▶ _Records for the task_
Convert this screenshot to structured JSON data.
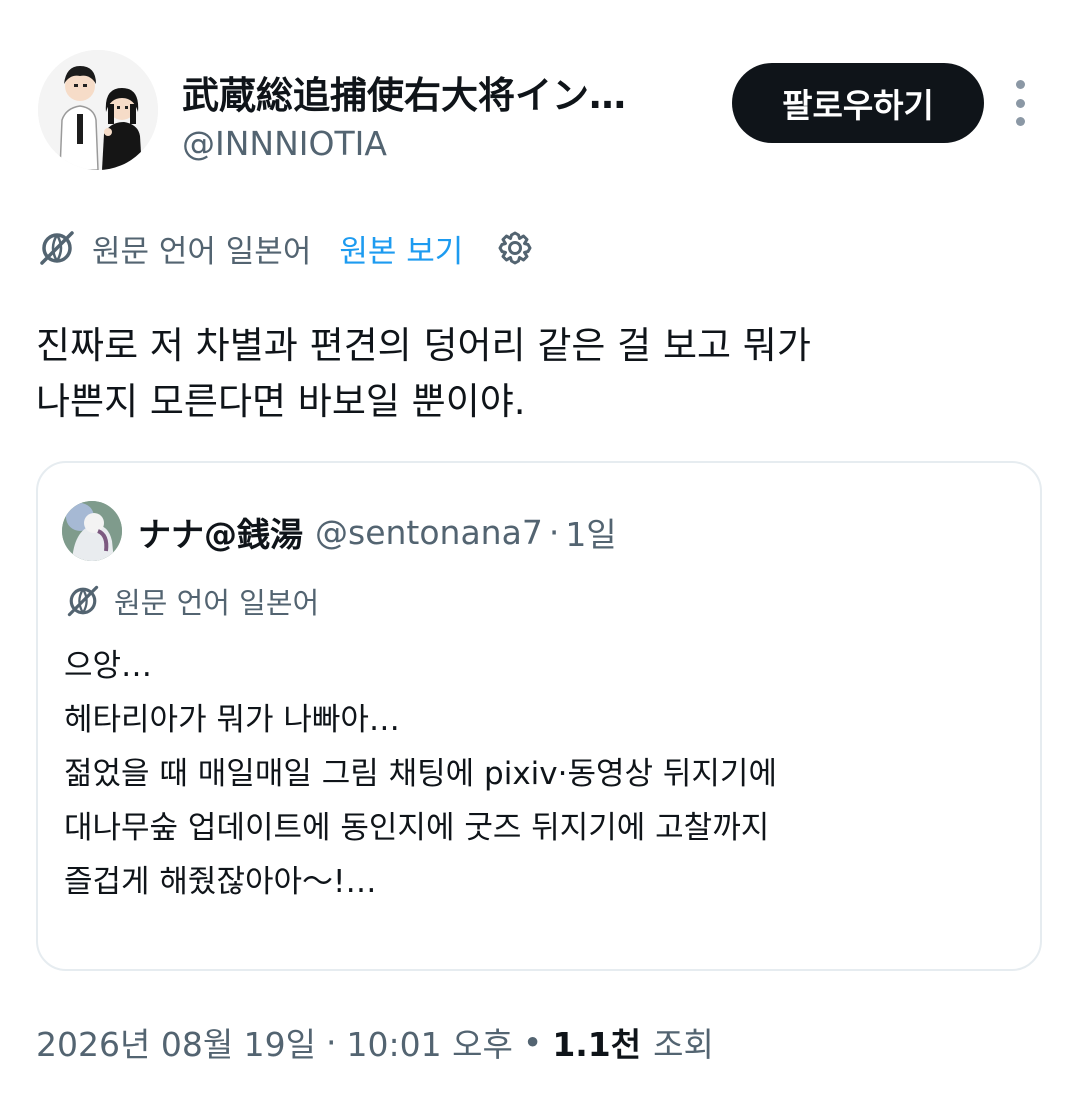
{
  "author": {
    "display_name": "武蔵総追捕使右大将イン…",
    "handle": "@INNNIOTIA",
    "avatar_icon": "anime-couple-avatar-icon"
  },
  "follow_label": "팔로우하기",
  "more_icon": "more-vertical-icon",
  "translation": {
    "icon": "globe-translate-icon",
    "source_label": "원문 언어 일본어",
    "view_original_label": "원본 보기",
    "settings_icon": "gear-icon"
  },
  "tweet_text_lines": [
    "진짜로 저 차별과 편견의 덩어리 같은 걸 보고 뭐가",
    "나쁜지 모른다면 바보일 뿐이야."
  ],
  "quote": {
    "display_name": "ナナ@銭湯",
    "handle": "@sentonana7",
    "separator": "·",
    "time": "1일",
    "translation_label": "원문 언어 일본어",
    "text_lines": [
      "으앙…",
      "헤타리아가 뭐가 나빠아…",
      "젊었을 때 매일매일 그림 채팅에 pixiv·동영상 뒤지기에",
      "대나무숲 업데이트에 동인지에 굿즈 뒤지기에 고찰까지",
      "즐겁게 해줬잖아아～!…"
    ]
  },
  "meta": {
    "date": "2026년 08월 19일",
    "separator": "·",
    "time": "10:01 오후",
    "bullet": "•",
    "views_count": "1.1천",
    "views_label": "조회"
  },
  "colors": {
    "text": "#0f1419",
    "secondary": "#536471",
    "link": "#1d9bf0",
    "button_bg": "#0f1419",
    "border": "#e6ecf0"
  }
}
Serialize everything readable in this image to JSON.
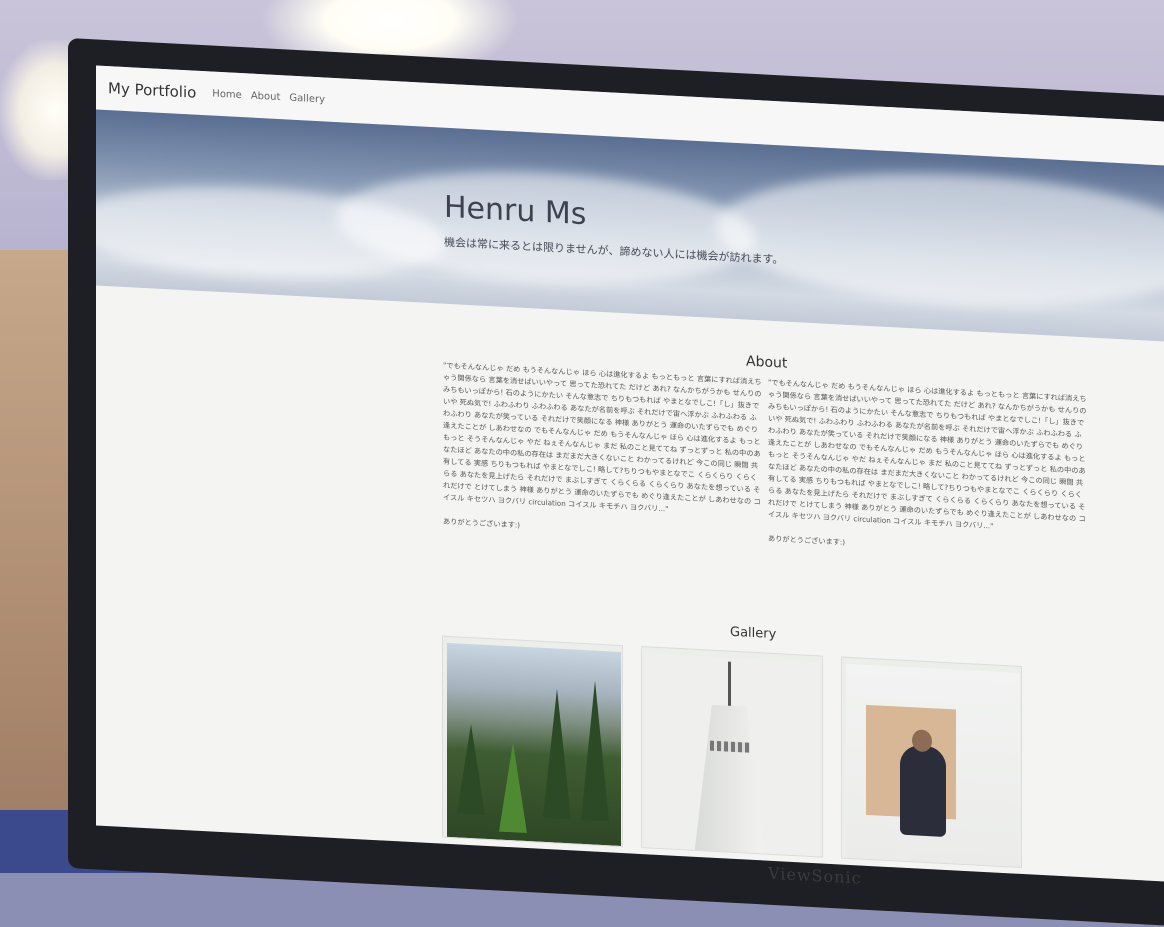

▶ _Your task_
Repeat the preceding records precisely, and leave every picture out of the copy.

▶ _Solution to the exercise_
Convert this screenshot to structured JSON data.
{
  "author": {
    "display_name": "武蔵総追捕使右大将イン…",
    "handle": "@INNNIOTIA",
    "avatar_icon": "anime-couple-avatar-icon"
  },
  "follow_label": "팔로우하기",
  "more_icon": "more-vertical-icon",
  "translation": {
    "icon": "globe-translate-icon",
    "source_label": "원문 언어 일본어",
    "view_original_label": "원본 보기",
    "settings_icon": "gear-icon"
  },
  "tweet_text_lines": [
    "진짜로 저 차별과 편견의 덩어리 같은 걸 보고 뭐가",
    "나쁜지 모른다면 바보일 뿐이야."
  ],
  "quote": {
    "display_name": "ナナ@銭湯",
    "handle": "@sentonana7",
    "separator": "·",
    "time": "1일",
    "translation_label": "원문 언어 일본어",
    "text_lines": [
      "으앙…",
      "헤타리아가 뭐가 나빠아…",
      "젊었을 때 매일매일 그림 채팅에 pixiv·동영상 뒤지기에",
      "대나무숲 업데이트에 동인지에 굿즈 뒤지기에 고찰까지",
      "즐겁게 해줬잖아아～!…"
    ]
  },
  "meta": {
    "date": "2026년 08월 19일",
    "separator": "·",
    "time": "10:01 오후",
    "bullet": "•",
    "views_count": "1.1천",
    "views_label": "조회"
  },
  "colors": {
    "text": "#0f1419",
    "secondary": "#536471",
    "link": "#1d9bf0",
    "button_bg": "#0f1419",
    "border": "#e6ecf0"
  }
}
Serialize everything readable in this image to JSON.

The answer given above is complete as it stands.